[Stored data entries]
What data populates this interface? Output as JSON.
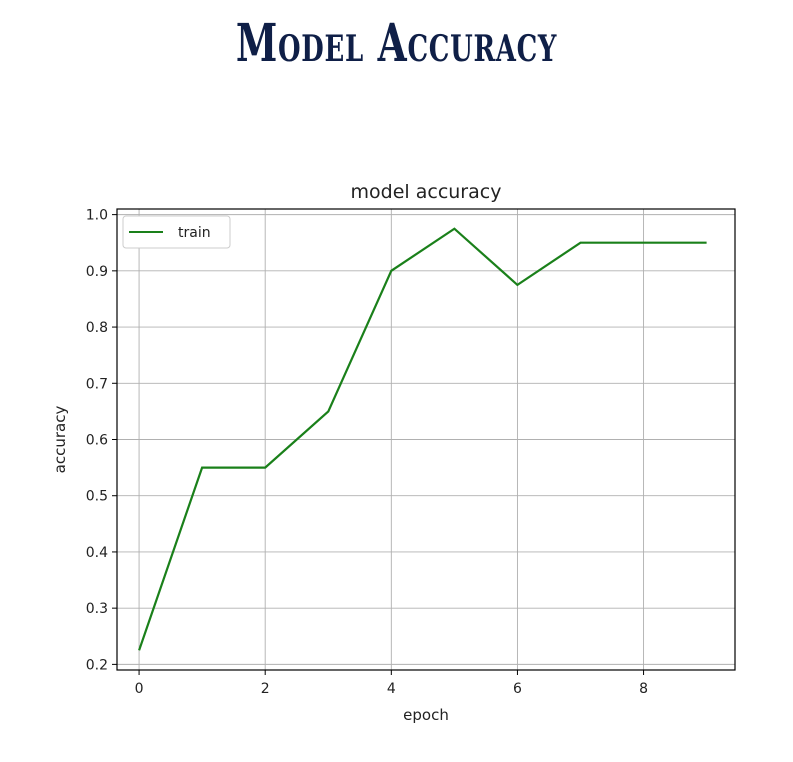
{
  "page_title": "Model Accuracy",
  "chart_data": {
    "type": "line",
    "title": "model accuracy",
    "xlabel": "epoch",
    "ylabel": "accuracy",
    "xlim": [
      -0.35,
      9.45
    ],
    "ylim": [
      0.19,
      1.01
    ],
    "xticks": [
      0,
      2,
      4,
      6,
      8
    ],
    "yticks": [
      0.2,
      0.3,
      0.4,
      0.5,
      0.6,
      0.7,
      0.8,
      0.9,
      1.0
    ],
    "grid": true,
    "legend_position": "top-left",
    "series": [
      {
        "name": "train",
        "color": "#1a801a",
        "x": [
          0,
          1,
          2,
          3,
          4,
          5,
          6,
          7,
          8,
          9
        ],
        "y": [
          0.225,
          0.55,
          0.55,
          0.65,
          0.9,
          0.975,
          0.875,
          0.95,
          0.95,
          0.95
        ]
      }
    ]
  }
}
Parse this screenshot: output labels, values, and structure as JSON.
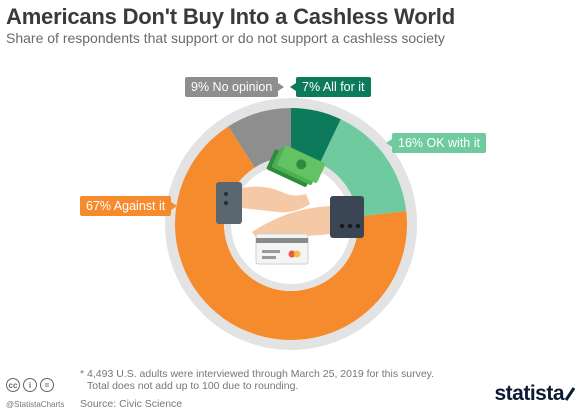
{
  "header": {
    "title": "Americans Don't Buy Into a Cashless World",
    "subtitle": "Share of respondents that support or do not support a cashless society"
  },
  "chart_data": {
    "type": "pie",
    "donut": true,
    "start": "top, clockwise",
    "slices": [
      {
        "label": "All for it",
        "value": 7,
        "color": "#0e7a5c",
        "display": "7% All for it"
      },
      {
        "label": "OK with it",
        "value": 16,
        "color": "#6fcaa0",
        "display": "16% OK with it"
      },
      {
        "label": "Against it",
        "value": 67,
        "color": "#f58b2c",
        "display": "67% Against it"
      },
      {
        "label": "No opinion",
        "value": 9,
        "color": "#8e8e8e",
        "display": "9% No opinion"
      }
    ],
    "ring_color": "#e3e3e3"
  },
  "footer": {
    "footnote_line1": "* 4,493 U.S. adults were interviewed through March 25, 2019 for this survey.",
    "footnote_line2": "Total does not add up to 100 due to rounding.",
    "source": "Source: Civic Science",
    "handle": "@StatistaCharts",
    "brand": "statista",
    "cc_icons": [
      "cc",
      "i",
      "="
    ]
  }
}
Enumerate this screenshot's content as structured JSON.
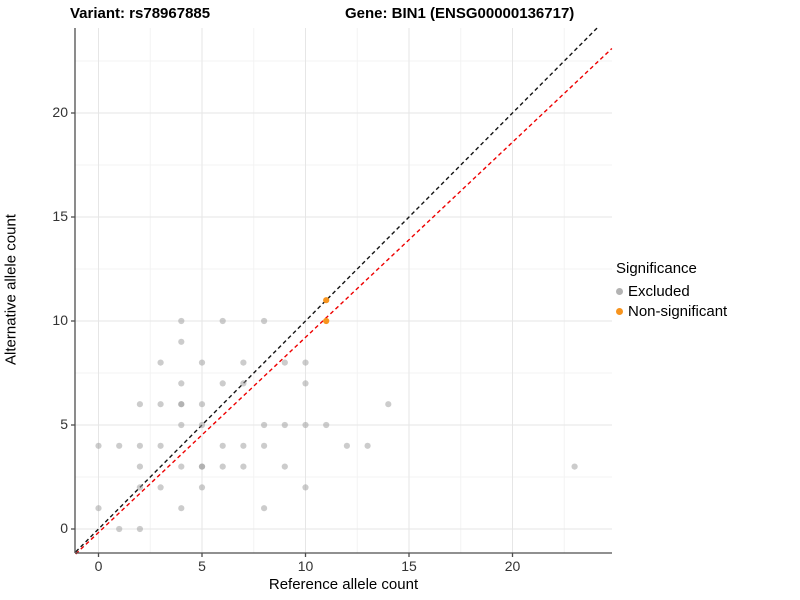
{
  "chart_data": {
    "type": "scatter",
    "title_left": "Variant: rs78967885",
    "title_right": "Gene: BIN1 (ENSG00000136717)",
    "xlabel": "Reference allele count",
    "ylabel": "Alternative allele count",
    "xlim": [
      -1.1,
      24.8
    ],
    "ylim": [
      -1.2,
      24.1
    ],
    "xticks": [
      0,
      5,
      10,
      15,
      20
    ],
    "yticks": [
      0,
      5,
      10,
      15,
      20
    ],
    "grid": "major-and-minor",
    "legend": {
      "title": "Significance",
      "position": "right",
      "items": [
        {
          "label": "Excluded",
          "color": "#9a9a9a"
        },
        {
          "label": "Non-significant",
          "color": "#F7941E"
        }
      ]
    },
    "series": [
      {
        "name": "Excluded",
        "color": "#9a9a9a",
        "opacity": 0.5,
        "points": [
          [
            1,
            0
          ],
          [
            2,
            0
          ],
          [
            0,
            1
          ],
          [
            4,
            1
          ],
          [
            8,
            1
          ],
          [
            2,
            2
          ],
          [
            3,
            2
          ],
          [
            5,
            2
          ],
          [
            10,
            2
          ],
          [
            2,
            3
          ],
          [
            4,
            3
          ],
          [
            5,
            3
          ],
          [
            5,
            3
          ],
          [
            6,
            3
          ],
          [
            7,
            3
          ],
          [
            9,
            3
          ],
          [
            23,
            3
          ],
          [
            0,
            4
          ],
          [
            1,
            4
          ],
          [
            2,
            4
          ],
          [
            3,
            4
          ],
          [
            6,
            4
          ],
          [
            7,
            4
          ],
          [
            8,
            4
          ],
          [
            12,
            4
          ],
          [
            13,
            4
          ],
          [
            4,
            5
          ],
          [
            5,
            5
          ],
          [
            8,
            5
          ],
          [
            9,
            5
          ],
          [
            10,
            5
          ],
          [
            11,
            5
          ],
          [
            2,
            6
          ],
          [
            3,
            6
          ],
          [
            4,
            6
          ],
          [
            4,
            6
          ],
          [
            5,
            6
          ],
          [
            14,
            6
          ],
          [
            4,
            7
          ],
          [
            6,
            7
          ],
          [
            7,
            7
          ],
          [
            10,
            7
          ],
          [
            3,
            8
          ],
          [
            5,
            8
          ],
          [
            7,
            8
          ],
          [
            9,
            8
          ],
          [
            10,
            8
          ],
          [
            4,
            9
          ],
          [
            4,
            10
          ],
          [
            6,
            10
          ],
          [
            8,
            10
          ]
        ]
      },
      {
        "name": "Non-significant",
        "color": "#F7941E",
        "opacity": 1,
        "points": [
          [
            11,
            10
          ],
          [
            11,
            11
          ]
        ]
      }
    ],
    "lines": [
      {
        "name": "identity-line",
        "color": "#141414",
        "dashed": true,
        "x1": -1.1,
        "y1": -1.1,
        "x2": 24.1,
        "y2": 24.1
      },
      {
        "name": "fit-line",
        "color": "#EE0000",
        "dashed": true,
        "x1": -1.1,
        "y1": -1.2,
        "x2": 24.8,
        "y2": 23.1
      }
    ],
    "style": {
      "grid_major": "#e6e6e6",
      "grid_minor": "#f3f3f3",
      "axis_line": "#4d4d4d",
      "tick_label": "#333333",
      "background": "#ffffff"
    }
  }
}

(Instruction) Quote every entry exactly, with the pictures omitted.

(Exercise result)
What data populates this interface? Output as JSON.
{
  "page_title": "Model Accuracy",
  "chart_data": {
    "type": "line",
    "title": "model accuracy",
    "xlabel": "epoch",
    "ylabel": "accuracy",
    "xlim": [
      -0.35,
      9.45
    ],
    "ylim": [
      0.19,
      1.01
    ],
    "xticks": [
      0,
      2,
      4,
      6,
      8
    ],
    "yticks": [
      0.2,
      0.3,
      0.4,
      0.5,
      0.6,
      0.7,
      0.8,
      0.9,
      1.0
    ],
    "grid": true,
    "legend_position": "top-left",
    "series": [
      {
        "name": "train",
        "color": "#1a801a",
        "x": [
          0,
          1,
          2,
          3,
          4,
          5,
          6,
          7,
          8,
          9
        ],
        "y": [
          0.225,
          0.55,
          0.55,
          0.65,
          0.9,
          0.975,
          0.875,
          0.95,
          0.95,
          0.95
        ]
      }
    ]
  }
}
Parse this screenshot: output labels, values, and structure as JSON.
{
  "header": {
    "title": "Americans Don't Buy Into a Cashless World",
    "subtitle": "Share of respondents that support or do not support a cashless society"
  },
  "chart_data": {
    "type": "pie",
    "donut": true,
    "start": "top, clockwise",
    "slices": [
      {
        "label": "All for it",
        "value": 7,
        "color": "#0e7a5c",
        "display": "7% All for it"
      },
      {
        "label": "OK with it",
        "value": 16,
        "color": "#6fcaa0",
        "display": "16% OK with it"
      },
      {
        "label": "Against it",
        "value": 67,
        "color": "#f58b2c",
        "display": "67% Against it"
      },
      {
        "label": "No opinion",
        "value": 9,
        "color": "#8e8e8e",
        "display": "9% No opinion"
      }
    ],
    "ring_color": "#e3e3e3"
  },
  "footer": {
    "footnote_line1": "* 4,493 U.S. adults were interviewed through March 25, 2019 for this survey.",
    "footnote_line2": "Total does not add up to 100 due to rounding.",
    "source": "Source: Civic Science",
    "handle": "@StatistaCharts",
    "brand": "statista",
    "cc_icons": [
      "cc",
      "i",
      "="
    ]
  }
}
Enumerate this screenshot's content as structured JSON.
{
  "chart_data": {
    "type": "scatter",
    "title_left": "Variant: rs78967885",
    "title_right": "Gene: BIN1 (ENSG00000136717)",
    "xlabel": "Reference allele count",
    "ylabel": "Alternative allele count",
    "xlim": [
      -1.1,
      24.8
    ],
    "ylim": [
      -1.2,
      24.1
    ],
    "xticks": [
      0,
      5,
      10,
      15,
      20
    ],
    "yticks": [
      0,
      5,
      10,
      15,
      20
    ],
    "grid": "major-and-minor",
    "legend": {
      "title": "Significance",
      "position": "right",
      "items": [
        {
          "label": "Excluded",
          "color": "#9a9a9a"
        },
        {
          "label": "Non-significant",
          "color": "#F7941E"
        }
      ]
    },
    "series": [
      {
        "name": "Excluded",
        "color": "#9a9a9a",
        "opacity": 0.5,
        "points": [
          [
            1,
            0
          ],
          [
            2,
            0
          ],
          [
            0,
            1
          ],
          [
            4,
            1
          ],
          [
            8,
            1
          ],
          [
            2,
            2
          ],
          [
            3,
            2
          ],
          [
            5,
            2
          ],
          [
            10,
            2
          ],
          [
            2,
            3
          ],
          [
            4,
            3
          ],
          [
            5,
            3
          ],
          [
            5,
            3
          ],
          [
            6,
            3
          ],
          [
            7,
            3
          ],
          [
            9,
            3
          ],
          [
            23,
            3
          ],
          [
            0,
            4
          ],
          [
            1,
            4
          ],
          [
            2,
            4
          ],
          [
            3,
            4
          ],
          [
            6,
            4
          ],
          [
            7,
            4
          ],
          [
            8,
            4
          ],
          [
            12,
            4
          ],
          [
            13,
            4
          ],
          [
            4,
            5
          ],
          [
            5,
            5
          ],
          [
            8,
            5
          ],
          [
            9,
            5
          ],
          [
            10,
            5
          ],
          [
            11,
            5
          ],
          [
            2,
            6
          ],
          [
            3,
            6
          ],
          [
            4,
            6
          ],
          [
            4,
            6
          ],
          [
            5,
            6
          ],
          [
            14,
            6
          ],
          [
            4,
            7
          ],
          [
            6,
            7
          ],
          [
            7,
            7
          ],
          [
            10,
            7
          ],
          [
            3,
            8
          ],
          [
            5,
            8
          ],
          [
            7,
            8
          ],
          [
            9,
            8
          ],
          [
            10,
            8
          ],
          [
            4,
            9
          ],
          [
            4,
            10
          ],
          [
            6,
            10
          ],
          [
            8,
            10
          ]
        ]
      },
      {
        "name": "Non-significant",
        "color": "#F7941E",
        "opacity": 1,
        "points": [
          [
            11,
            10
          ],
          [
            11,
            11
          ]
        ]
      }
    ],
    "lines": [
      {
        "name": "identity-line",
        "color": "#141414",
        "dashed": true,
        "x1": -1.1,
        "y1": -1.1,
        "x2": 24.1,
        "y2": 24.1
      },
      {
        "name": "fit-line",
        "color": "#EE0000",
        "dashed": true,
        "x1": -1.1,
        "y1": -1.2,
        "x2": 24.8,
        "y2": 23.1
      }
    ],
    "style": {
      "grid_major": "#e6e6e6",
      "grid_minor": "#f3f3f3",
      "axis_line": "#4d4d4d",
      "tick_label": "#333333",
      "background": "#ffffff"
    }
  }
}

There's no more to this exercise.